(Dataset records on visual material)
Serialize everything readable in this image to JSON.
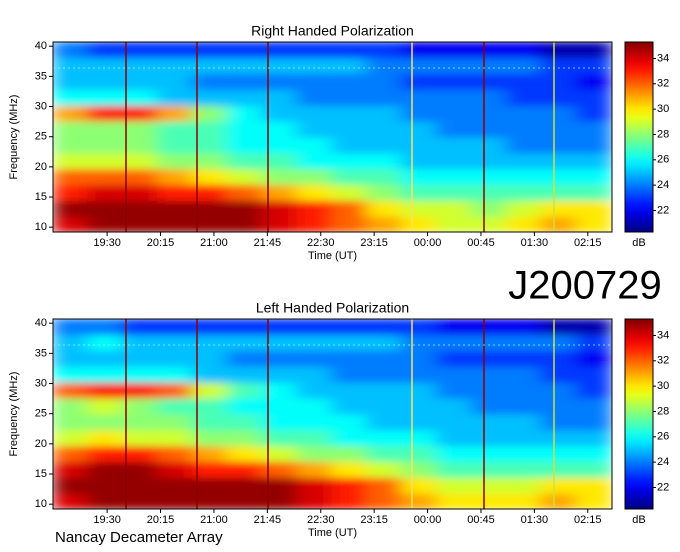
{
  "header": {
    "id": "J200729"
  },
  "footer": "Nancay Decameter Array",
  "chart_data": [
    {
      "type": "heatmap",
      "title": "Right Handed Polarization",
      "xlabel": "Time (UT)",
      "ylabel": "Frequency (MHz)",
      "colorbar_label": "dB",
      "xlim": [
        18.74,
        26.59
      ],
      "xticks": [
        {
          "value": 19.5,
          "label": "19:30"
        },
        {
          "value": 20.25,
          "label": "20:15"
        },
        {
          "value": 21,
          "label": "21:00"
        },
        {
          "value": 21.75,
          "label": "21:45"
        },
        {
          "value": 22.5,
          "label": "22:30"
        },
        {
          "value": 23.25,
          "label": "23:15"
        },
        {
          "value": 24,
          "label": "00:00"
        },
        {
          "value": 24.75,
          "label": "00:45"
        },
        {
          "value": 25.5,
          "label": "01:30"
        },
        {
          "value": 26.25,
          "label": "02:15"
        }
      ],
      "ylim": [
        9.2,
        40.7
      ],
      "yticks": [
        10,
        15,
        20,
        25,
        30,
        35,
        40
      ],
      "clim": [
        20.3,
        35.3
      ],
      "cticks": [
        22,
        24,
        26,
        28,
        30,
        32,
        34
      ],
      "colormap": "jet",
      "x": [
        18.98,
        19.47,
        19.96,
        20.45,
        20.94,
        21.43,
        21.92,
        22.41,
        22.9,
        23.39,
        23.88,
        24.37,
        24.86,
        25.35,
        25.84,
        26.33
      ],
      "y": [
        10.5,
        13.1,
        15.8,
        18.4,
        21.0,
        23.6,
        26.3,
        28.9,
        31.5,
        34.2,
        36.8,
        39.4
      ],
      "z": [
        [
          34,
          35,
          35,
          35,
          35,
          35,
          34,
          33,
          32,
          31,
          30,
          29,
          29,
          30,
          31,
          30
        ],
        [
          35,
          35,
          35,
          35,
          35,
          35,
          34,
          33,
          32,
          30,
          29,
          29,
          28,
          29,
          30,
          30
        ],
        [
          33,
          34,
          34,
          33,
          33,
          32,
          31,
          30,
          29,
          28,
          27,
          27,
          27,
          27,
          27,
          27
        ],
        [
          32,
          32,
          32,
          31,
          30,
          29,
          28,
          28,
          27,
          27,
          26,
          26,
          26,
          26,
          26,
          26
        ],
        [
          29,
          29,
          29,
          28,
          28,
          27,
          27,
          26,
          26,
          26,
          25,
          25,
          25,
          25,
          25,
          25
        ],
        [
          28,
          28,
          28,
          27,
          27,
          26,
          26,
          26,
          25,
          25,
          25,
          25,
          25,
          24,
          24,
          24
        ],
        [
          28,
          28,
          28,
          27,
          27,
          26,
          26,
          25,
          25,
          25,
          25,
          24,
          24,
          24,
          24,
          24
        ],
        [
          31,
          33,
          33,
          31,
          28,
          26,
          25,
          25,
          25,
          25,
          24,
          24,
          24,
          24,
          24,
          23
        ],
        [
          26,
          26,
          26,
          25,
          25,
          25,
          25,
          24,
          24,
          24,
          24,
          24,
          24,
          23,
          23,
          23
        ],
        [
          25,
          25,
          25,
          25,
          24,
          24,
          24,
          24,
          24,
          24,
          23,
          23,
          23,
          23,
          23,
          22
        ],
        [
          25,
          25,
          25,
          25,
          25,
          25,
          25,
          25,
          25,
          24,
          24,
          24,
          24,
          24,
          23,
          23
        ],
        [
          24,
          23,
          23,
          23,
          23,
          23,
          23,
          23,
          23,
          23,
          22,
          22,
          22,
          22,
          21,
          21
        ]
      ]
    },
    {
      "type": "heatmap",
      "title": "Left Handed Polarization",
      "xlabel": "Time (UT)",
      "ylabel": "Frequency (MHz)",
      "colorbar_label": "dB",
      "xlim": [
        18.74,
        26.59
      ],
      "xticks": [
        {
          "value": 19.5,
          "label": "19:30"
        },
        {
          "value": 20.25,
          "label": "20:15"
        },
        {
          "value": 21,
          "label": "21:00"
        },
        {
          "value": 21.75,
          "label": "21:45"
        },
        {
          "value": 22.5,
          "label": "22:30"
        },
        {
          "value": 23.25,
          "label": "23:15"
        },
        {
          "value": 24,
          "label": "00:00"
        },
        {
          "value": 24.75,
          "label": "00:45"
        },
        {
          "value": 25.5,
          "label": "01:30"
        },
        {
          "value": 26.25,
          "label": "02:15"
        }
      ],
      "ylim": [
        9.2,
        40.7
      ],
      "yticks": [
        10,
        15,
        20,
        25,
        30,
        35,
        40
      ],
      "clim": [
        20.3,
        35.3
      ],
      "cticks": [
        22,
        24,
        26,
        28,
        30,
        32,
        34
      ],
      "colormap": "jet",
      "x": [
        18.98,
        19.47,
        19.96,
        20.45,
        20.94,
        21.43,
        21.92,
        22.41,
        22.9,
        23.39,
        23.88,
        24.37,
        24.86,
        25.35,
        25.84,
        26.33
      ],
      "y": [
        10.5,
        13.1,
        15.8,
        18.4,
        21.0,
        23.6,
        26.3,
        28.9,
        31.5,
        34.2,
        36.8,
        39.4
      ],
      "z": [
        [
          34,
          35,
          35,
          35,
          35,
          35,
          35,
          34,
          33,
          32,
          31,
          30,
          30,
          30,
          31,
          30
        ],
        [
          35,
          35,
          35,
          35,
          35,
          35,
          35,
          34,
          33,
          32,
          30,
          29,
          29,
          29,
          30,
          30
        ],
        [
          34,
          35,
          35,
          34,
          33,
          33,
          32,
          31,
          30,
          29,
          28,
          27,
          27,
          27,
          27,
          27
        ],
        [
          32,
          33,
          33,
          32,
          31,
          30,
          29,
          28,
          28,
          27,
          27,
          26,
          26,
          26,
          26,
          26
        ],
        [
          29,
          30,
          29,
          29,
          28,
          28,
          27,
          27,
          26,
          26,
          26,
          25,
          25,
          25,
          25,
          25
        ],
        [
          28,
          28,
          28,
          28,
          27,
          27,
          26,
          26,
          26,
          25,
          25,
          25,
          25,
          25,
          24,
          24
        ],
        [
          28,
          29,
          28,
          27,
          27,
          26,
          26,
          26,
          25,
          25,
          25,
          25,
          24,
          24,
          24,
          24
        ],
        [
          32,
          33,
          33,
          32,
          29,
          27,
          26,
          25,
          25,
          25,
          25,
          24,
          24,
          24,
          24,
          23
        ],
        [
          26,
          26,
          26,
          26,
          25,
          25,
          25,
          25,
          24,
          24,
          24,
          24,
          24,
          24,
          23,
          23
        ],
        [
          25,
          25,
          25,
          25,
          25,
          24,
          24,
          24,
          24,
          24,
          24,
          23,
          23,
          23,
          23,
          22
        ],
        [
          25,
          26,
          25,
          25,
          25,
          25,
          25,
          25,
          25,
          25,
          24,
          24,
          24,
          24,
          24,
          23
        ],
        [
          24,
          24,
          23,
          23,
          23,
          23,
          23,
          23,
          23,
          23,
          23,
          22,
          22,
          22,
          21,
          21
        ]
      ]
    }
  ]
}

[WRITTEN PROBLEM]:
Each record above is to be restated exactly, with its pictures removed from the copy.

[WRITTEN REPLY]:
Serialize everything readable in this image to JSON.
{
  "header": {
    "id": "J200729"
  },
  "footer": "Nancay Decameter Array",
  "chart_data": [
    {
      "type": "heatmap",
      "title": "Right Handed Polarization",
      "xlabel": "Time (UT)",
      "ylabel": "Frequency (MHz)",
      "colorbar_label": "dB",
      "xlim": [
        18.74,
        26.59
      ],
      "xticks": [
        {
          "value": 19.5,
          "label": "19:30"
        },
        {
          "value": 20.25,
          "label": "20:15"
        },
        {
          "value": 21,
          "label": "21:00"
        },
        {
          "value": 21.75,
          "label": "21:45"
        },
        {
          "value": 22.5,
          "label": "22:30"
        },
        {
          "value": 23.25,
          "label": "23:15"
        },
        {
          "value": 24,
          "label": "00:00"
        },
        {
          "value": 24.75,
          "label": "00:45"
        },
        {
          "value": 25.5,
          "label": "01:30"
        },
        {
          "value": 26.25,
          "label": "02:15"
        }
      ],
      "ylim": [
        9.2,
        40.7
      ],
      "yticks": [
        10,
        15,
        20,
        25,
        30,
        35,
        40
      ],
      "clim": [
        20.3,
        35.3
      ],
      "cticks": [
        22,
        24,
        26,
        28,
        30,
        32,
        34
      ],
      "colormap": "jet",
      "x": [
        18.98,
        19.47,
        19.96,
        20.45,
        20.94,
        21.43,
        21.92,
        22.41,
        22.9,
        23.39,
        23.88,
        24.37,
        24.86,
        25.35,
        25.84,
        26.33
      ],
      "y": [
        10.5,
        13.1,
        15.8,
        18.4,
        21.0,
        23.6,
        26.3,
        28.9,
        31.5,
        34.2,
        36.8,
        39.4
      ],
      "z": [
        [
          34,
          35,
          35,
          35,
          35,
          35,
          34,
          33,
          32,
          31,
          30,
          29,
          29,
          30,
          31,
          30
        ],
        [
          35,
          35,
          35,
          35,
          35,
          35,
          34,
          33,
          32,
          30,
          29,
          29,
          28,
          29,
          30,
          30
        ],
        [
          33,
          34,
          34,
          33,
          33,
          32,
          31,
          30,
          29,
          28,
          27,
          27,
          27,
          27,
          27,
          27
        ],
        [
          32,
          32,
          32,
          31,
          30,
          29,
          28,
          28,
          27,
          27,
          26,
          26,
          26,
          26,
          26,
          26
        ],
        [
          29,
          29,
          29,
          28,
          28,
          27,
          27,
          26,
          26,
          26,
          25,
          25,
          25,
          25,
          25,
          25
        ],
        [
          28,
          28,
          28,
          27,
          27,
          26,
          26,
          26,
          25,
          25,
          25,
          25,
          25,
          24,
          24,
          24
        ],
        [
          28,
          28,
          28,
          27,
          27,
          26,
          26,
          25,
          25,
          25,
          25,
          24,
          24,
          24,
          24,
          24
        ],
        [
          31,
          33,
          33,
          31,
          28,
          26,
          25,
          25,
          25,
          25,
          24,
          24,
          24,
          24,
          24,
          23
        ],
        [
          26,
          26,
          26,
          25,
          25,
          25,
          25,
          24,
          24,
          24,
          24,
          24,
          24,
          23,
          23,
          23
        ],
        [
          25,
          25,
          25,
          25,
          24,
          24,
          24,
          24,
          24,
          24,
          23,
          23,
          23,
          23,
          23,
          22
        ],
        [
          25,
          25,
          25,
          25,
          25,
          25,
          25,
          25,
          25,
          24,
          24,
          24,
          24,
          24,
          23,
          23
        ],
        [
          24,
          23,
          23,
          23,
          23,
          23,
          23,
          23,
          23,
          23,
          22,
          22,
          22,
          22,
          21,
          21
        ]
      ]
    },
    {
      "type": "heatmap",
      "title": "Left Handed Polarization",
      "xlabel": "Time (UT)",
      "ylabel": "Frequency (MHz)",
      "colorbar_label": "dB",
      "xlim": [
        18.74,
        26.59
      ],
      "xticks": [
        {
          "value": 19.5,
          "label": "19:30"
        },
        {
          "value": 20.25,
          "label": "20:15"
        },
        {
          "value": 21,
          "label": "21:00"
        },
        {
          "value": 21.75,
          "label": "21:45"
        },
        {
          "value": 22.5,
          "label": "22:30"
        },
        {
          "value": 23.25,
          "label": "23:15"
        },
        {
          "value": 24,
          "label": "00:00"
        },
        {
          "value": 24.75,
          "label": "00:45"
        },
        {
          "value": 25.5,
          "label": "01:30"
        },
        {
          "value": 26.25,
          "label": "02:15"
        }
      ],
      "ylim": [
        9.2,
        40.7
      ],
      "yticks": [
        10,
        15,
        20,
        25,
        30,
        35,
        40
      ],
      "clim": [
        20.3,
        35.3
      ],
      "cticks": [
        22,
        24,
        26,
        28,
        30,
        32,
        34
      ],
      "colormap": "jet",
      "x": [
        18.98,
        19.47,
        19.96,
        20.45,
        20.94,
        21.43,
        21.92,
        22.41,
        22.9,
        23.39,
        23.88,
        24.37,
        24.86,
        25.35,
        25.84,
        26.33
      ],
      "y": [
        10.5,
        13.1,
        15.8,
        18.4,
        21.0,
        23.6,
        26.3,
        28.9,
        31.5,
        34.2,
        36.8,
        39.4
      ],
      "z": [
        [
          34,
          35,
          35,
          35,
          35,
          35,
          35,
          34,
          33,
          32,
          31,
          30,
          30,
          30,
          31,
          30
        ],
        [
          35,
          35,
          35,
          35,
          35,
          35,
          35,
          34,
          33,
          32,
          30,
          29,
          29,
          29,
          30,
          30
        ],
        [
          34,
          35,
          35,
          34,
          33,
          33,
          32,
          31,
          30,
          29,
          28,
          27,
          27,
          27,
          27,
          27
        ],
        [
          32,
          33,
          33,
          32,
          31,
          30,
          29,
          28,
          28,
          27,
          27,
          26,
          26,
          26,
          26,
          26
        ],
        [
          29,
          30,
          29,
          29,
          28,
          28,
          27,
          27,
          26,
          26,
          26,
          25,
          25,
          25,
          25,
          25
        ],
        [
          28,
          28,
          28,
          28,
          27,
          27,
          26,
          26,
          26,
          25,
          25,
          25,
          25,
          25,
          24,
          24
        ],
        [
          28,
          29,
          28,
          27,
          27,
          26,
          26,
          26,
          25,
          25,
          25,
          25,
          24,
          24,
          24,
          24
        ],
        [
          32,
          33,
          33,
          32,
          29,
          27,
          26,
          25,
          25,
          25,
          25,
          24,
          24,
          24,
          24,
          23
        ],
        [
          26,
          26,
          26,
          26,
          25,
          25,
          25,
          25,
          24,
          24,
          24,
          24,
          24,
          24,
          23,
          23
        ],
        [
          25,
          25,
          25,
          25,
          25,
          24,
          24,
          24,
          24,
          24,
          24,
          23,
          23,
          23,
          23,
          22
        ],
        [
          25,
          26,
          25,
          25,
          25,
          25,
          25,
          25,
          25,
          25,
          24,
          24,
          24,
          24,
          24,
          23
        ],
        [
          24,
          24,
          23,
          23,
          23,
          23,
          23,
          23,
          23,
          23,
          23,
          22,
          22,
          22,
          21,
          21
        ]
      ]
    }
  ]
}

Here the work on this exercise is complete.